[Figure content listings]
┄┄┄┄┄┄┄┄┄┄┄┄┄┄┄┄┄┄┄┄
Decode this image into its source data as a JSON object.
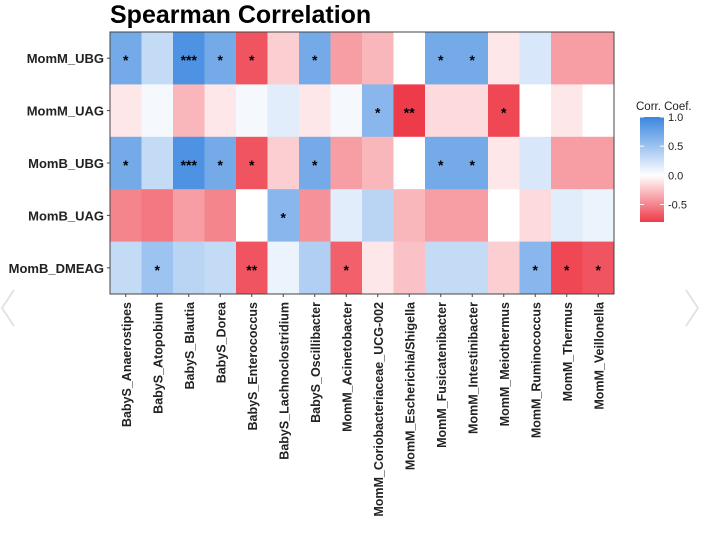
{
  "chart_data": {
    "type": "heatmap",
    "title": "Spearman Correlation",
    "rows": [
      "MomM_UBG",
      "MomM_UAG",
      "MomB_UBG",
      "MomB_UAG",
      "MomB_DMEAG"
    ],
    "columns": [
      "BabyS_Anaerostipes",
      "BabyS_Atopobium",
      "BabyS_Blautia",
      "BabyS_Dorea",
      "BabyS_Enterococcus",
      "BabyS_Lachnoclostridium",
      "BabyS_Oscillibacter",
      "MomM_Acinetobacter",
      "MomM_Coriobacteriaceae_UCG-002",
      "MomM_Escherichia/Shigella",
      "MomM_Fusicatenibacter",
      "MomM_Intestinibacter",
      "MomM_Meiothermus",
      "MomM_Ruminococcus",
      "MomM_Thermus",
      "MomM_Veillonella"
    ],
    "values": [
      [
        0.7,
        0.3,
        0.9,
        0.7,
        -0.7,
        -0.2,
        0.7,
        -0.4,
        -0.3,
        0.0,
        0.7,
        0.7,
        -0.1,
        0.2,
        -0.4,
        -0.4
      ],
      [
        -0.1,
        0.05,
        -0.3,
        -0.1,
        0.05,
        0.15,
        -0.1,
        0.05,
        0.6,
        -0.8,
        -0.15,
        -0.15,
        -0.75,
        0.0,
        -0.1,
        0.0
      ],
      [
        0.7,
        0.3,
        0.9,
        0.7,
        -0.7,
        -0.2,
        0.7,
        -0.4,
        -0.3,
        0.0,
        0.7,
        0.7,
        -0.1,
        0.2,
        -0.4,
        -0.4
      ],
      [
        -0.5,
        -0.55,
        -0.4,
        -0.5,
        0.0,
        0.6,
        -0.45,
        0.15,
        0.35,
        -0.3,
        -0.4,
        -0.4,
        0.0,
        -0.15,
        0.15,
        0.1
      ],
      [
        0.3,
        0.5,
        0.35,
        0.3,
        -0.7,
        0.1,
        0.4,
        -0.65,
        -0.1,
        -0.25,
        0.3,
        0.3,
        -0.2,
        0.6,
        -0.75,
        -0.7
      ]
    ],
    "significance": [
      [
        "*",
        "",
        "***",
        "*",
        "*",
        "",
        "*",
        "",
        "",
        "",
        "*",
        "*",
        "",
        "",
        "",
        ""
      ],
      [
        "",
        "",
        "",
        "",
        "",
        "",
        "",
        "",
        "*",
        "**",
        "",
        "",
        "*",
        "",
        "",
        ""
      ],
      [
        "*",
        "",
        "***",
        "*",
        "*",
        "",
        "*",
        "",
        "",
        "",
        "*",
        "*",
        "",
        "",
        "",
        ""
      ],
      [
        "",
        "",
        "",
        "",
        "",
        "*",
        "",
        "",
        "",
        "",
        "",
        "",
        "",
        "",
        "",
        ""
      ],
      [
        "",
        "*",
        "",
        "",
        "**",
        "",
        "",
        "*",
        "",
        "",
        "",
        "",
        "",
        "*",
        "*",
        "*"
      ]
    ],
    "legend": {
      "title": "Corr. Coef.",
      "ticks": [
        "1.0",
        "0.5",
        "0.0",
        "-0.5"
      ],
      "tick_values": [
        1.0,
        0.5,
        0.0,
        -0.5
      ],
      "range": [
        -0.8,
        1.0
      ],
      "placement": "right"
    },
    "colors": {
      "positive": "#3a86e0",
      "neutral": "#ffffff",
      "negative": "#ee3b49",
      "border": "#444444"
    }
  }
}
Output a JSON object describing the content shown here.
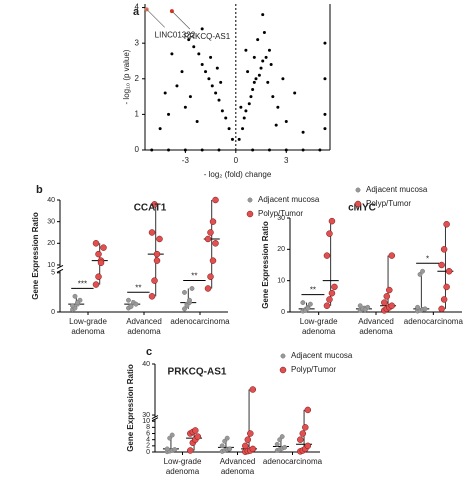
{
  "chart_data": [
    {
      "type": "scatter",
      "panel": "a",
      "xlabel": "- log₂ (fold) change",
      "ylabel": "- log₁₀ (p value)",
      "xlim": [
        -5.4,
        5.6
      ],
      "ylim": [
        0,
        4.1
      ],
      "xticks": [
        -3,
        0,
        3
      ],
      "yticks": [
        0,
        1,
        2,
        3,
        4
      ],
      "vline": 0,
      "color": "#000000",
      "x": [
        0.2,
        0.4,
        0.5,
        0.6,
        0.8,
        0.9,
        1.0,
        1.1,
        1.2,
        1.4,
        1.5,
        1.6,
        1.8,
        2.0,
        1.3,
        1.7,
        2.2,
        2.5,
        3,
        2.8,
        2.1,
        1.9,
        3.5,
        1.6,
        0.3,
        0.7,
        0.6,
        1.1,
        2.4,
        4.0,
        5.3,
        5.3,
        5.3,
        5.3,
        -0.2,
        -0.4,
        -0.6,
        -0.8,
        -1.0,
        -1.2,
        -1.4,
        -1.6,
        -1.8,
        -2.0,
        -2.2,
        -2.5,
        -2.8,
        -1.5,
        -3.2,
        -3.5,
        -2.7,
        -3.0,
        -4,
        -4.2,
        -2.3,
        -1.1,
        -0.9,
        -3.8,
        -4.5,
        -2.0,
        -5,
        -4,
        -3,
        -2,
        -1,
        1,
        2,
        3,
        4,
        5
      ],
      "values": [
        0.3,
        0.6,
        0.9,
        1.1,
        1.3,
        1.5,
        1.7,
        1.9,
        2.0,
        2.1,
        2.3,
        2.5,
        2.6,
        2.8,
        3.1,
        3.3,
        1.5,
        1.2,
        0.8,
        2.0,
        2.4,
        1.9,
        1.6,
        3.8,
        1.2,
        2.2,
        2.8,
        2.6,
        0.7,
        0.5,
        0.6,
        1.0,
        2.0,
        3.0,
        0.3,
        0.6,
        0.9,
        1.1,
        1.4,
        1.6,
        1.8,
        2.0,
        2.2,
        2.4,
        2.7,
        2.9,
        3.1,
        2.6,
        2.2,
        1.8,
        1.5,
        1.2,
        1.0,
        1.6,
        0.8,
        2.3,
        1.9,
        2.7,
        0.6,
        3.4,
        0,
        0,
        0,
        0,
        0,
        0,
        0,
        0,
        0,
        0
      ],
      "highlights": [
        {
          "label": "LINC01322",
          "x": -5.3,
          "y": 3.95,
          "color": "#e07050"
        },
        {
          "label": "PRKCQ-AS1",
          "x": -3.8,
          "y": 3.9,
          "color": "#e03020"
        }
      ]
    },
    {
      "type": "strip",
      "panel": "b",
      "title": "CCAT1",
      "ylabel": "Gene Expression Ratio",
      "categories": [
        [
          "Low-grade",
          "adenoma"
        ],
        [
          "Advanced",
          "adenoma"
        ],
        [
          "adenocarcinoma"
        ]
      ],
      "ylim": [
        0,
        40
      ],
      "ybreak": [
        5,
        10
      ],
      "yticks": [
        0,
        5,
        10,
        20,
        30,
        40
      ],
      "annotations": [
        "***",
        "**",
        "**"
      ],
      "series": [
        {
          "name": "Adjacent mucosa",
          "color": "#999999",
          "values": [
            [
              0.3,
              0.5,
              1.0,
              1.5,
              0.8,
              2.0,
              1.2
            ],
            [
              0.5,
              0.8,
              1.2,
              1.0,
              1.5,
              0.7
            ],
            [
              0.4,
              1.0,
              1.2,
              3.0,
              2.5,
              0.8,
              1.5
            ]
          ],
          "center": [
            1.0,
            1.0,
            1.2
          ]
        },
        {
          "name": "Polyp/Tumor",
          "color": "#e05050",
          "values": [
            [
              3.5,
              4.5,
              12,
              18,
              20,
              15,
              11
            ],
            [
              2,
              4,
              15,
              22,
              25,
              38,
              12
            ],
            [
              3,
              4.5,
              12,
              20,
              22,
              25,
              30,
              40
            ]
          ],
          "center": [
            12,
            15,
            22
          ]
        }
      ]
    },
    {
      "type": "strip",
      "title": "cMYC",
      "ylabel": "Gene Expression Ratio",
      "categories": [
        [
          "Low-grade",
          "adenoma"
        ],
        [
          "Advanced",
          "adenoma"
        ],
        [
          "adenocarcinoma"
        ]
      ],
      "ylim": [
        0,
        30
      ],
      "yticks": [
        0,
        10,
        20,
        30
      ],
      "annotations": [
        "**",
        null,
        "*"
      ],
      "series": [
        {
          "name": "Adjacent mucosa",
          "color": "#999999",
          "values": [
            [
              0.3,
              0.8,
              1.5,
              2.5,
              3,
              0.5,
              1.2
            ],
            [
              0.5,
              0.8,
              1.2,
              1.5,
              2,
              1,
              0.7
            ],
            [
              0.3,
              0.5,
              0.8,
              1.0,
              1.5,
              12,
              13
            ]
          ],
          "center": [
            1,
            1,
            1
          ]
        },
        {
          "name": "Polyp/Tumor",
          "color": "#e05050",
          "values": [
            [
              2,
              4,
              6,
              8,
              18,
              25,
              29
            ],
            [
              0.5,
              1,
              1.5,
              2,
              3,
              5,
              7,
              18
            ],
            [
              1,
              4,
              8,
              13,
              15,
              20,
              28
            ]
          ],
          "center": [
            10,
            2,
            13
          ]
        }
      ]
    },
    {
      "type": "strip",
      "panel": "c",
      "title": "PRKCQ-AS1",
      "ylabel": "Gene Expression Ratio",
      "categories": [
        [
          "Low-grade",
          "adenoma"
        ],
        [
          "Advanced",
          "adenoma"
        ],
        [
          "adenocarcinoma"
        ]
      ],
      "ylim": [
        0,
        40
      ],
      "ybreak": [
        10,
        30
      ],
      "yticks": [
        0,
        2,
        4,
        6,
        8,
        10,
        30,
        40
      ],
      "series": [
        {
          "name": "Adjacent mucosa",
          "color": "#999999",
          "values": [
            [
              0.1,
              0.3,
              0.5,
              0.8,
              1,
              4.5,
              5.5
            ],
            [
              0.2,
              0.5,
              0.8,
              1,
              2,
              3.5,
              4.5
            ],
            [
              0.5,
              0.8,
              1.2,
              1.5,
              2.5,
              4,
              5
            ]
          ],
          "center": [
            1,
            1.5,
            1.8
          ]
        },
        {
          "name": "Polyp/Tumor",
          "color": "#e05050",
          "values": [
            [
              0.5,
              3,
              4,
              5,
              6,
              6.5,
              7
            ],
            [
              0.1,
              0.3,
              0.5,
              1,
              2,
              4,
              6,
              35
            ],
            [
              0.2,
              0.5,
              1,
              2,
              4,
              6,
              8,
              31
            ]
          ],
          "center": [
            4.5,
            1,
            2.5
          ]
        }
      ]
    }
  ]
}
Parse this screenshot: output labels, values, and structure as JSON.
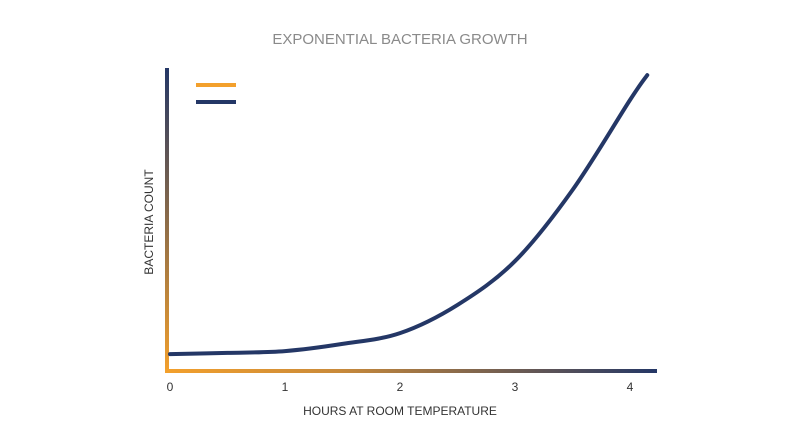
┄┄┄┄┄┄┄┄┄┄┄┄┄┄┄┄┄┄┄┄
**Task**
The answer must be a single number: how many lines of the data include the string "object".

**Exercise result**
2